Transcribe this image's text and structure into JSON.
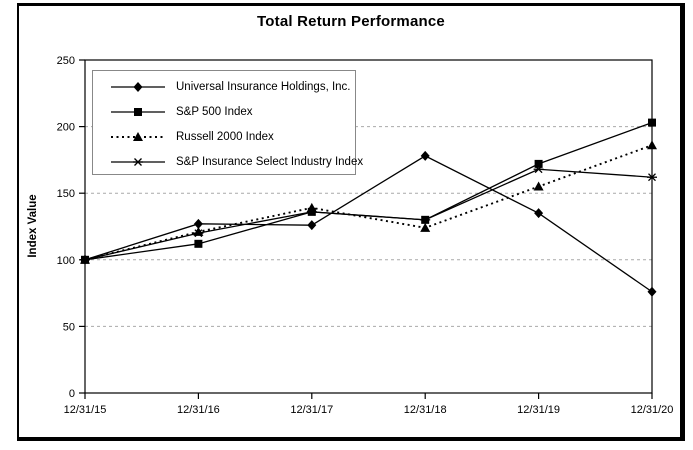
{
  "colors": {
    "line": "#000000",
    "grid": "#a9a9a9",
    "legend_border": "#888888",
    "background": "#ffffff"
  },
  "chart_data": {
    "type": "line",
    "title": "Total Return Performance",
    "xlabel": "",
    "ylabel": "Index Value",
    "x": [
      "12/31/15",
      "12/31/16",
      "12/31/17",
      "12/31/18",
      "12/31/19",
      "12/31/20"
    ],
    "ylim": [
      0,
      250
    ],
    "yticks": [
      0,
      50,
      100,
      150,
      200,
      250
    ],
    "grid": true,
    "legend_position": "top-left-inside",
    "series": [
      {
        "name": "Universal Insurance Holdings, Inc.",
        "marker": "diamond",
        "line_style": "solid",
        "values": [
          100,
          127,
          126,
          178,
          135,
          76
        ]
      },
      {
        "name": "S&P 500 Index",
        "marker": "square",
        "line_style": "solid",
        "values": [
          100,
          112,
          136,
          130,
          172,
          203
        ]
      },
      {
        "name": "Russell 2000 Index",
        "marker": "triangle",
        "line_style": "dotted",
        "values": [
          100,
          121,
          139,
          124,
          155,
          186
        ]
      },
      {
        "name": "S&P Insurance Select Industry Index",
        "marker": "asterisk",
        "line_style": "solid",
        "values": [
          100,
          120,
          136,
          130,
          168,
          162
        ]
      }
    ]
  }
}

——

→ The exercise: All records above are to be printed exactly, minus the pictures they contain.

→ The completed task:
Transcribe this image's text and structure into JSON.
{
  "colors": {
    "line": "#000000",
    "grid": "#a9a9a9",
    "legend_border": "#888888",
    "background": "#ffffff"
  },
  "chart_data": {
    "type": "line",
    "title": "Total Return Performance",
    "xlabel": "",
    "ylabel": "Index Value",
    "x": [
      "12/31/15",
      "12/31/16",
      "12/31/17",
      "12/31/18",
      "12/31/19",
      "12/31/20"
    ],
    "ylim": [
      0,
      250
    ],
    "yticks": [
      0,
      50,
      100,
      150,
      200,
      250
    ],
    "grid": true,
    "legend_position": "top-left-inside",
    "series": [
      {
        "name": "Universal Insurance Holdings, Inc.",
        "marker": "diamond",
        "line_style": "solid",
        "values": [
          100,
          127,
          126,
          178,
          135,
          76
        ]
      },
      {
        "name": "S&P 500 Index",
        "marker": "square",
        "line_style": "solid",
        "values": [
          100,
          112,
          136,
          130,
          172,
          203
        ]
      },
      {
        "name": "Russell 2000 Index",
        "marker": "triangle",
        "line_style": "dotted",
        "values": [
          100,
          121,
          139,
          124,
          155,
          186
        ]
      },
      {
        "name": "S&P Insurance Select Industry Index",
        "marker": "asterisk",
        "line_style": "solid",
        "values": [
          100,
          120,
          136,
          130,
          168,
          162
        ]
      }
    ]
  }
}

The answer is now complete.